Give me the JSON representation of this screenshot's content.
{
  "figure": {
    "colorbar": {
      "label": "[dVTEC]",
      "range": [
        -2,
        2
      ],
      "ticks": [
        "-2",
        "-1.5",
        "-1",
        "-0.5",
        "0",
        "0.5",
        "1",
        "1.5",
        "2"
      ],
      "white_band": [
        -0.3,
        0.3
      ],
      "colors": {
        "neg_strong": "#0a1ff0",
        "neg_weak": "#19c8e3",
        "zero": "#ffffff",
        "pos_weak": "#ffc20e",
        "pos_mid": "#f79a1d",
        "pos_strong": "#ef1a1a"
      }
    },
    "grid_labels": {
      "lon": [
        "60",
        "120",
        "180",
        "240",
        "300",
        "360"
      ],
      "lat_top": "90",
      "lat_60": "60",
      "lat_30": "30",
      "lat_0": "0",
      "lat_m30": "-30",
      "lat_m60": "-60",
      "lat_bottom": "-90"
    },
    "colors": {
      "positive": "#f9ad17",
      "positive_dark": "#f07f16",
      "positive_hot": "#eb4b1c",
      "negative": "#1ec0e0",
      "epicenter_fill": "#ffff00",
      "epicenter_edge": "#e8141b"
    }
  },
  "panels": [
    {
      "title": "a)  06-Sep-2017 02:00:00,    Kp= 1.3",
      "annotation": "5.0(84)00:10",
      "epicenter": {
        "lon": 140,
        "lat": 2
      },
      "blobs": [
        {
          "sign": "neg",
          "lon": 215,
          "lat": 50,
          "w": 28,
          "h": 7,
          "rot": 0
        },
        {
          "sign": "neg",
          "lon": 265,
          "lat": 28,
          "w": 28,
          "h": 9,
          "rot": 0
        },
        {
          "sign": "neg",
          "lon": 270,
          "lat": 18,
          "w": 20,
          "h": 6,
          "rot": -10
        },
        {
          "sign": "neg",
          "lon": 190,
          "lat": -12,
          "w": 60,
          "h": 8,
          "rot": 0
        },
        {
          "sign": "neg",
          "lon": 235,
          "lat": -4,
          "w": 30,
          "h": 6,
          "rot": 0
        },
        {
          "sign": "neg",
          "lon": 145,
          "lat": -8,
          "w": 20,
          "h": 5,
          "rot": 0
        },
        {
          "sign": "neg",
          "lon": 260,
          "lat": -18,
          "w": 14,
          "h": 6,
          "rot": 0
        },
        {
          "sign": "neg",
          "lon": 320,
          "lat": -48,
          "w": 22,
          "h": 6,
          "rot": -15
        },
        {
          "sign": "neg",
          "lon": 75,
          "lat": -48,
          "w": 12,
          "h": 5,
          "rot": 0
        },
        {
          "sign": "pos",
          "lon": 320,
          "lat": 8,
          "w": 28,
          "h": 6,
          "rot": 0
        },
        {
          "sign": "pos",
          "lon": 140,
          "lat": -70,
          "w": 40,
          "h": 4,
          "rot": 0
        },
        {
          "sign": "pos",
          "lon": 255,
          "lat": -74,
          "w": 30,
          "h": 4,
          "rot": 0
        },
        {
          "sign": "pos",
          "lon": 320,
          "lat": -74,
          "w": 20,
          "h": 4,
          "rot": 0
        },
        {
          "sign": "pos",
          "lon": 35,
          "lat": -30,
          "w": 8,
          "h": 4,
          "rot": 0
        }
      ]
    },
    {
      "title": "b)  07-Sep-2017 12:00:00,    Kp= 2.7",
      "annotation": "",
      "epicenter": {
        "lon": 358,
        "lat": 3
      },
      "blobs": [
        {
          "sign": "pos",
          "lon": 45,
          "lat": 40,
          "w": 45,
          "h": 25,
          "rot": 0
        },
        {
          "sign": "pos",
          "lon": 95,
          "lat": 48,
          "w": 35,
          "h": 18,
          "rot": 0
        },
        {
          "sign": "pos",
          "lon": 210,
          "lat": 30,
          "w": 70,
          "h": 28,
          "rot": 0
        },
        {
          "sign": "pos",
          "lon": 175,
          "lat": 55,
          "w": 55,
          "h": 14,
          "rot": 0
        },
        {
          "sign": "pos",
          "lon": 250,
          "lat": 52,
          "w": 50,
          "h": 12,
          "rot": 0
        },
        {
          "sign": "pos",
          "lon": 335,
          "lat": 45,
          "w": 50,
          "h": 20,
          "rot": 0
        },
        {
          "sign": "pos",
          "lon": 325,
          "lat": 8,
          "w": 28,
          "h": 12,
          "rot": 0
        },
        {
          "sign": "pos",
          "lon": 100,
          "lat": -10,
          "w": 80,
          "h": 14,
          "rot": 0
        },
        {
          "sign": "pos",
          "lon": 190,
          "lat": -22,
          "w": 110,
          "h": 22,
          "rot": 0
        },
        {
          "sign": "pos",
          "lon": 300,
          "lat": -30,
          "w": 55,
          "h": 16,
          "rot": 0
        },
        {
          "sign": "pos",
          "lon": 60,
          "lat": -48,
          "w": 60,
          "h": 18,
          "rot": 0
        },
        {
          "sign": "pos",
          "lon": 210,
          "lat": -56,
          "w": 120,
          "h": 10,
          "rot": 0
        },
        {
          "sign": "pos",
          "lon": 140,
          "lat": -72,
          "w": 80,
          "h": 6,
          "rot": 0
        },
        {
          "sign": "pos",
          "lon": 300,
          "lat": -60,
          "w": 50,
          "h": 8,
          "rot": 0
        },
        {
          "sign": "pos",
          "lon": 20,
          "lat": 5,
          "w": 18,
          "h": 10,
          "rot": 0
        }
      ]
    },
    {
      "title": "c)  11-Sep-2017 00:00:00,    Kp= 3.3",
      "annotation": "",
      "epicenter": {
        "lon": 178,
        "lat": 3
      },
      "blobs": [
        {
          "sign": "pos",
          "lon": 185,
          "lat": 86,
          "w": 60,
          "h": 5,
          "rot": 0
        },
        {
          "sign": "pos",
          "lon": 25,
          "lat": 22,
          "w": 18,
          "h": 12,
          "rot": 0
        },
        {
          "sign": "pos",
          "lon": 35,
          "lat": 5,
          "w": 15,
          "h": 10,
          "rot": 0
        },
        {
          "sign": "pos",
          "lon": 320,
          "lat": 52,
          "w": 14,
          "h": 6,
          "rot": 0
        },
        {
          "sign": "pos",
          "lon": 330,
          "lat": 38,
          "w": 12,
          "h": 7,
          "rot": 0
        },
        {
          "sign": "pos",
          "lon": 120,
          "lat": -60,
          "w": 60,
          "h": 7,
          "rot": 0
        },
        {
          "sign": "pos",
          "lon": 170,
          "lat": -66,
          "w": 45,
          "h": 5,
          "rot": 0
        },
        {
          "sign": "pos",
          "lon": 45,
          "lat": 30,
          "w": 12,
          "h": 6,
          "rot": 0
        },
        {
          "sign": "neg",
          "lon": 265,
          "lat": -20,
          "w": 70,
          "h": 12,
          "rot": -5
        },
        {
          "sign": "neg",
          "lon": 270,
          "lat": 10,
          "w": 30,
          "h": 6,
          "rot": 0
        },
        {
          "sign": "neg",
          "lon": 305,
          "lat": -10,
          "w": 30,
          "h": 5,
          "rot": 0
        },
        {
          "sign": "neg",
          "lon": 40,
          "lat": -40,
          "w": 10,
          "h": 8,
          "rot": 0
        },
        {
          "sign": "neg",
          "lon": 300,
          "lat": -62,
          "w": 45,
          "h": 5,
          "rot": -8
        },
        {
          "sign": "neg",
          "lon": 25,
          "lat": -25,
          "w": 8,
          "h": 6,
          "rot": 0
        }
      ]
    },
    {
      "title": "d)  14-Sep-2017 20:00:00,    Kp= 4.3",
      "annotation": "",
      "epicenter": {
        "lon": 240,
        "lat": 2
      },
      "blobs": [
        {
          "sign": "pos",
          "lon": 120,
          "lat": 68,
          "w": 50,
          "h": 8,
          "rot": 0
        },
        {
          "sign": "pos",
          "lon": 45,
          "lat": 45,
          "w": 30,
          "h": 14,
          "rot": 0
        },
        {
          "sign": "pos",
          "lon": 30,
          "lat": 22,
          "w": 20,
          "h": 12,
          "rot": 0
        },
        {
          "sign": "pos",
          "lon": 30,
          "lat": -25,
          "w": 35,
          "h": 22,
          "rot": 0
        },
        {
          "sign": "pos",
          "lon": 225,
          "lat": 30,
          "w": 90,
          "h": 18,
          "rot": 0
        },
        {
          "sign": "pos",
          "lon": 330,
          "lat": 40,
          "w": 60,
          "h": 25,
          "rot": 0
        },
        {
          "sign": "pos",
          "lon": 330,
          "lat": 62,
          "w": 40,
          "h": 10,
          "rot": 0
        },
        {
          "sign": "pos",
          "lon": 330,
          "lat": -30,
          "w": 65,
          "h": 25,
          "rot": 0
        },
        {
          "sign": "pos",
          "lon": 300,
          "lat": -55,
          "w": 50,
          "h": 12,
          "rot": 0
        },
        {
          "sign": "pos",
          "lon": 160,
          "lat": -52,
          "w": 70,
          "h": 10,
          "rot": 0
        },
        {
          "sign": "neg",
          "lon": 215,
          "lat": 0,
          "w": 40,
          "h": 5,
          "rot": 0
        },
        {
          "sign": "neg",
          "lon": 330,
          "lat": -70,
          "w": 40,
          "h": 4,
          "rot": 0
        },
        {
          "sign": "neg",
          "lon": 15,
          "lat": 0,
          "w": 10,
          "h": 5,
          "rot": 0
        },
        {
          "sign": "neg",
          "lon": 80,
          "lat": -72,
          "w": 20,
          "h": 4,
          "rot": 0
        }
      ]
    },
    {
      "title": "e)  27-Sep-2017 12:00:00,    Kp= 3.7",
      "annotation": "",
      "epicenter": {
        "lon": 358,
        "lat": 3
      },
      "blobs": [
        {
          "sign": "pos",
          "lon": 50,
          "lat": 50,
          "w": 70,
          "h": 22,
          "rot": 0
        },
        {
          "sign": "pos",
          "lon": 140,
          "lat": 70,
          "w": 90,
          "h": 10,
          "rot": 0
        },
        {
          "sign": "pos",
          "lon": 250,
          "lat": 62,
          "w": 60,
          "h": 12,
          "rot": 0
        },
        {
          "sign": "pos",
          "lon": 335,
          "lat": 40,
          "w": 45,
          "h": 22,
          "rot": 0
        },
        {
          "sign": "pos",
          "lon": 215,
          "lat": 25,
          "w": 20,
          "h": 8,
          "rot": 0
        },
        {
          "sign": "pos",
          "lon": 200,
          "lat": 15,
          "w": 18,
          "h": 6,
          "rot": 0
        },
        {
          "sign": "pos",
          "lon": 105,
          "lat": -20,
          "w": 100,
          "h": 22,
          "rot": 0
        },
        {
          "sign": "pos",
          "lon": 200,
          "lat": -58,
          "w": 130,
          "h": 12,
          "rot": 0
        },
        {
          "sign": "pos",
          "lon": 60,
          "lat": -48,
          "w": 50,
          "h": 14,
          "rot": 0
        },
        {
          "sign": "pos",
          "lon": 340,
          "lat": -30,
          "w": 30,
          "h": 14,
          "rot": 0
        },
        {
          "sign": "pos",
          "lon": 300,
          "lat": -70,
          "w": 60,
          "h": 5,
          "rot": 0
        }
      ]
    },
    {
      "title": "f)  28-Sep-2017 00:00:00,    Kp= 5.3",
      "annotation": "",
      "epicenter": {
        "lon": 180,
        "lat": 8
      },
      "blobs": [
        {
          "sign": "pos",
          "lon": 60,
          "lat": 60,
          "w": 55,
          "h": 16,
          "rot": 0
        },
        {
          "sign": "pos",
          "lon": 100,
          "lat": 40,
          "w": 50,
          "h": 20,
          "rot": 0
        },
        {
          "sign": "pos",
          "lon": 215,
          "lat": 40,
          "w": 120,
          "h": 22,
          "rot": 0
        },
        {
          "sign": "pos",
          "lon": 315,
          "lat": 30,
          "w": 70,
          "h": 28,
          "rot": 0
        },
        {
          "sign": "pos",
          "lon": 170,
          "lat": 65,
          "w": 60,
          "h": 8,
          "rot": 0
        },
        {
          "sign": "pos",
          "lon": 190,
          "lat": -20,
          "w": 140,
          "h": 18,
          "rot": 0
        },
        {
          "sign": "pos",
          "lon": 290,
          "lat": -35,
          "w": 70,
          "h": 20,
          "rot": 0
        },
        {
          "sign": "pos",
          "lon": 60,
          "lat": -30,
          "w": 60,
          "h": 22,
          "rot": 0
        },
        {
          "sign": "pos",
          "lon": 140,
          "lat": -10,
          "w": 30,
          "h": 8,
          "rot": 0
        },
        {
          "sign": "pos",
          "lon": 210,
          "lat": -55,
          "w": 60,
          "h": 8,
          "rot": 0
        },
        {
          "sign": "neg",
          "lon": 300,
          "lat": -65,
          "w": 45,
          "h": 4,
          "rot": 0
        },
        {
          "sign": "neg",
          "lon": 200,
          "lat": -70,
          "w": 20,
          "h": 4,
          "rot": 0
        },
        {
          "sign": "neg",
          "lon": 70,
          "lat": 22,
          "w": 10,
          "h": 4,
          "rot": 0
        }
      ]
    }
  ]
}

What is expected ->
Copy every line above that holds the word "title".

Completed task ->
      "title": "a)  06-Sep-2017 02:00:00,    Kp= 1.3",
      "title": "b)  07-Sep-2017 12:00:00,    Kp= 2.7",
      "title": "c)  11-Sep-2017 00:00:00,    Kp= 3.3",
      "title": "d)  14-Sep-2017 20:00:00,    Kp= 4.3",
      "title": "e)  27-Sep-2017 12:00:00,    Kp= 3.7",
      "title": "f)  28-Sep-2017 00:00:00,    Kp= 5.3",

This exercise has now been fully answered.